* **THE PROBLEM**
Give back the full material, exactly as it reads.

+-------+

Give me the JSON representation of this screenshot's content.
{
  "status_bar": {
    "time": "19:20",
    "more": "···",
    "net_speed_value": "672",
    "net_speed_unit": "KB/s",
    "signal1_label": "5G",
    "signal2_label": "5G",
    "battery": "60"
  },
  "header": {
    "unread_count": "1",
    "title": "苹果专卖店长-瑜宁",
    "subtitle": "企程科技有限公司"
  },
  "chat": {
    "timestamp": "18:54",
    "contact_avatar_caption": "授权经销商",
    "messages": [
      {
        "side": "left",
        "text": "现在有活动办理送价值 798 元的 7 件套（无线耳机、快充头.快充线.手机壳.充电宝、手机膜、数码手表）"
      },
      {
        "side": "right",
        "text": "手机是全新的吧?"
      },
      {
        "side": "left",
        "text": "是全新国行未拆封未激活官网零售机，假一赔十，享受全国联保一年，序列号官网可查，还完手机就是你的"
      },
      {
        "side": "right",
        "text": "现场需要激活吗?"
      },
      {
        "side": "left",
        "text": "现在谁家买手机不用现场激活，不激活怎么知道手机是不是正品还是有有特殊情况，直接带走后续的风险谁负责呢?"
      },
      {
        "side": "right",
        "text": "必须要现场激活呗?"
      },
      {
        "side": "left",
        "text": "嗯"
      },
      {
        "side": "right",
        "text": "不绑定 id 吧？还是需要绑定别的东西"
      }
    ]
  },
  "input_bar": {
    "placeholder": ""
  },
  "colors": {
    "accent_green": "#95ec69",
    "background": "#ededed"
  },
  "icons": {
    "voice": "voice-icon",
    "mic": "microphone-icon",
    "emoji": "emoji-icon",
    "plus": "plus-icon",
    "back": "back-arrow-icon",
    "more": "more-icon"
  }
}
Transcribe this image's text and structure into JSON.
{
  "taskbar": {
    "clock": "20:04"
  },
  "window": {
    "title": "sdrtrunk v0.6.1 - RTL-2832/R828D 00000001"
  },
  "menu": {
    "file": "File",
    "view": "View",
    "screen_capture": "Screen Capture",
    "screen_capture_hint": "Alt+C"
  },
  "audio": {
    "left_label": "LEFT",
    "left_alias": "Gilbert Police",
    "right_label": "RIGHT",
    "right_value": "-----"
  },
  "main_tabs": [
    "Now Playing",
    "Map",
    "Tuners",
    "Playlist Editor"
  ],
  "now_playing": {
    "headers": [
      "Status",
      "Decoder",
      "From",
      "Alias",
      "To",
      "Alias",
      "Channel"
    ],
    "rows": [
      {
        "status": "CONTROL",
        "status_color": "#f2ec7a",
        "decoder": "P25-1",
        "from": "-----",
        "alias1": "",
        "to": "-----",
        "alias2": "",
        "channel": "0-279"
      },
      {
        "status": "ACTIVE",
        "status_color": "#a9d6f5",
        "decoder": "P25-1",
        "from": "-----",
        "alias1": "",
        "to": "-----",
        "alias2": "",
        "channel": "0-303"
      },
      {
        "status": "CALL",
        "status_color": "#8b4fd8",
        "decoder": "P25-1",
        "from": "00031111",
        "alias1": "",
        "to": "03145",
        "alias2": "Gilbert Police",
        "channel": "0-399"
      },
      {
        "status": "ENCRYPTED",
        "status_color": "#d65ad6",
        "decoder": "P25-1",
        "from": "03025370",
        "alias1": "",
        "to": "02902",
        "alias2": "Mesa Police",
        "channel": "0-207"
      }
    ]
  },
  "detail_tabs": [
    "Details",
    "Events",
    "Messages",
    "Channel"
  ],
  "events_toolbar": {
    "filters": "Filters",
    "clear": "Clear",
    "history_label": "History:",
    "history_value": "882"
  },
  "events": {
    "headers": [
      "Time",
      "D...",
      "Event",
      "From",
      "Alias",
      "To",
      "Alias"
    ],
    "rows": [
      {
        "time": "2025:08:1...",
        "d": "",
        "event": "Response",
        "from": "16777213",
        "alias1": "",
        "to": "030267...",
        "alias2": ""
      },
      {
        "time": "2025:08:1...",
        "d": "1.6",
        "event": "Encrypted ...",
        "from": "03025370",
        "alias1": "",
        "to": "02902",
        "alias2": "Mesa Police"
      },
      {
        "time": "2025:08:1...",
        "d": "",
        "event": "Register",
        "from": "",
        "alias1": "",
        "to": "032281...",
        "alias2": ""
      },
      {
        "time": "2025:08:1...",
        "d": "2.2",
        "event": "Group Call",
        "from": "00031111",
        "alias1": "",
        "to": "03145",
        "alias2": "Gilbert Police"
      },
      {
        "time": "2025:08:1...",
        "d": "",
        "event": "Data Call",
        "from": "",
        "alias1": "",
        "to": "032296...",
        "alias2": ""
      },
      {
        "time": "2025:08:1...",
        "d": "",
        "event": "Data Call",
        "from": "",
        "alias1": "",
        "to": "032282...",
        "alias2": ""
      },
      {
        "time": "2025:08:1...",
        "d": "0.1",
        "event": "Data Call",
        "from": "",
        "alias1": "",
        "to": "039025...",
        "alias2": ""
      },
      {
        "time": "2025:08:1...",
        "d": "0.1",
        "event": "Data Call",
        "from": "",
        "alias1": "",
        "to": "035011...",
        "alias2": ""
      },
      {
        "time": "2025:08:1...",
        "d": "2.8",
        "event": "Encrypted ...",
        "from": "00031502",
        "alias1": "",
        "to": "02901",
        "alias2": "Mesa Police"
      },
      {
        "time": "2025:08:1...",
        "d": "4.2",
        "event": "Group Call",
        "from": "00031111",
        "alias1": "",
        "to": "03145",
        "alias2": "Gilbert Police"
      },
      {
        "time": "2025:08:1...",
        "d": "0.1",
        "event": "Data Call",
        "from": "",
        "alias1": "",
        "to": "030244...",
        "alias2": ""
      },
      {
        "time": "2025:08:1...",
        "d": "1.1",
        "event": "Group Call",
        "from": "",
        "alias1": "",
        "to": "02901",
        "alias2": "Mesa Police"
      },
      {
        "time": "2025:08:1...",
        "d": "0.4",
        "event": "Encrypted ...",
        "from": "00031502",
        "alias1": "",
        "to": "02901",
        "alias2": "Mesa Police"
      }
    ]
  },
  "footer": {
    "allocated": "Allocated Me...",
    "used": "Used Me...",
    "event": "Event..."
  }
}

+-------+

* **ANSWER TO THIS PROBLEM**
Give me the JSON representation of this screenshot's content.
{
  "status_bar": {
    "time": "19:20",
    "more": "···",
    "net_speed_value": "672",
    "net_speed_unit": "KB/s",
    "signal1_label": "5G",
    "signal2_label": "5G",
    "battery": "60"
  },
  "header": {
    "unread_count": "1",
    "title": "苹果专卖店长-瑜宁",
    "subtitle": "企程科技有限公司"
  },
  "chat": {
    "timestamp": "18:54",
    "contact_avatar_caption": "授权经销商",
    "messages": [
      {
        "side": "left",
        "text": "现在有活动办理送价值 798 元的 7 件套（无线耳机、快充头.快充线.手机壳.充电宝、手机膜、数码手表）"
      },
      {
        "side": "right",
        "text": "手机是全新的吧?"
      },
      {
        "side": "left",
        "text": "是全新国行未拆封未激活官网零售机，假一赔十，享受全国联保一年，序列号官网可查，还完手机就是你的"
      },
      {
        "side": "right",
        "text": "现场需要激活吗?"
      },
      {
        "side": "left",
        "text": "现在谁家买手机不用现场激活，不激活怎么知道手机是不是正品还是有有特殊情况，直接带走后续的风险谁负责呢?"
      },
      {
        "side": "right",
        "text": "必须要现场激活呗?"
      },
      {
        "side": "left",
        "text": "嗯"
      },
      {
        "side": "right",
        "text": "不绑定 id 吧？还是需要绑定别的东西"
      }
    ]
  },
  "input_bar": {
    "placeholder": ""
  },
  "colors": {
    "accent_green": "#95ec69",
    "background": "#ededed"
  },
  "icons": {
    "voice": "voice-icon",
    "mic": "microphone-icon",
    "emoji": "emoji-icon",
    "plus": "plus-icon",
    "back": "back-arrow-icon",
    "more": "more-icon"
  }
}
Transcribe this image's text and structure into JSON.
{
  "taskbar": {
    "clock": "20:04"
  },
  "window": {
    "title": "sdrtrunk v0.6.1 - RTL-2832/R828D 00000001"
  },
  "menu": {
    "file": "File",
    "view": "View",
    "screen_capture": "Screen Capture",
    "screen_capture_hint": "Alt+C"
  },
  "audio": {
    "left_label": "LEFT",
    "left_alias": "Gilbert Police",
    "right_label": "RIGHT",
    "right_value": "-----"
  },
  "main_tabs": [
    "Now Playing",
    "Map",
    "Tuners",
    "Playlist Editor"
  ],
  "now_playing": {
    "headers": [
      "Status",
      "Decoder",
      "From",
      "Alias",
      "To",
      "Alias",
      "Channel"
    ],
    "rows": [
      {
        "status": "CONTROL",
        "status_color": "#f2ec7a",
        "decoder": "P25-1",
        "from": "-----",
        "alias1": "",
        "to": "-----",
        "alias2": "",
        "channel": "0-279"
      },
      {
        "status": "ACTIVE",
        "status_color": "#a9d6f5",
        "decoder": "P25-1",
        "from": "-----",
        "alias1": "",
        "to": "-----",
        "alias2": "",
        "channel": "0-303"
      },
      {
        "status": "CALL",
        "status_color": "#8b4fd8",
        "decoder": "P25-1",
        "from": "00031111",
        "alias1": "",
        "to": "03145",
        "alias2": "Gilbert Police",
        "channel": "0-399"
      },
      {
        "status": "ENCRYPTED",
        "status_color": "#d65ad6",
        "decoder": "P25-1",
        "from": "03025370",
        "alias1": "",
        "to": "02902",
        "alias2": "Mesa Police",
        "channel": "0-207"
      }
    ]
  },
  "detail_tabs": [
    "Details",
    "Events",
    "Messages",
    "Channel"
  ],
  "events_toolbar": {
    "filters": "Filters",
    "clear": "Clear",
    "history_label": "History:",
    "history_value": "882"
  },
  "events": {
    "headers": [
      "Time",
      "D...",
      "Event",
      "From",
      "Alias",
      "To",
      "Alias"
    ],
    "rows": [
      {
        "time": "2025:08:1...",
        "d": "",
        "event": "Response",
        "from": "16777213",
        "alias1": "",
        "to": "030267...",
        "alias2": ""
      },
      {
        "time": "2025:08:1...",
        "d": "1.6",
        "event": "Encrypted ...",
        "from": "03025370",
        "alias1": "",
        "to": "02902",
        "alias2": "Mesa Police"
      },
      {
        "time": "2025:08:1...",
        "d": "",
        "event": "Register",
        "from": "",
        "alias1": "",
        "to": "032281...",
        "alias2": ""
      },
      {
        "time": "2025:08:1...",
        "d": "2.2",
        "event": "Group Call",
        "from": "00031111",
        "alias1": "",
        "to": "03145",
        "alias2": "Gilbert Police"
      },
      {
        "time": "2025:08:1...",
        "d": "",
        "event": "Data Call",
        "from": "",
        "alias1": "",
        "to": "032296...",
        "alias2": ""
      },
      {
        "time": "2025:08:1...",
        "d": "",
        "event": "Data Call",
        "from": "",
        "alias1": "",
        "to": "032282...",
        "alias2": ""
      },
      {
        "time": "2025:08:1...",
        "d": "0.1",
        "event": "Data Call",
        "from": "",
        "alias1": "",
        "to": "039025...",
        "alias2": ""
      },
      {
        "time": "2025:08:1...",
        "d": "0.1",
        "event": "Data Call",
        "from": "",
        "alias1": "",
        "to": "035011...",
        "alias2": ""
      },
      {
        "time": "2025:08:1...",
        "d": "2.8",
        "event": "Encrypted ...",
        "from": "00031502",
        "alias1": "",
        "to": "02901",
        "alias2": "Mesa Police"
      },
      {
        "time": "2025:08:1...",
        "d": "4.2",
        "event": "Group Call",
        "from": "00031111",
        "alias1": "",
        "to": "03145",
        "alias2": "Gilbert Police"
      },
      {
        "time": "2025:08:1...",
        "d": "0.1",
        "event": "Data Call",
        "from": "",
        "alias1": "",
        "to": "030244...",
        "alias2": ""
      },
      {
        "time": "2025:08:1...",
        "d": "1.1",
        "event": "Group Call",
        "from": "",
        "alias1": "",
        "to": "02901",
        "alias2": "Mesa Police"
      },
      {
        "time": "2025:08:1...",
        "d": "0.4",
        "event": "Encrypted ...",
        "from": "00031502",
        "alias1": "",
        "to": "02901",
        "alias2": "Mesa Police"
      }
    ]
  },
  "footer": {
    "allocated": "Allocated Me...",
    "used": "Used Me...",
    "event": "Event..."
  }
}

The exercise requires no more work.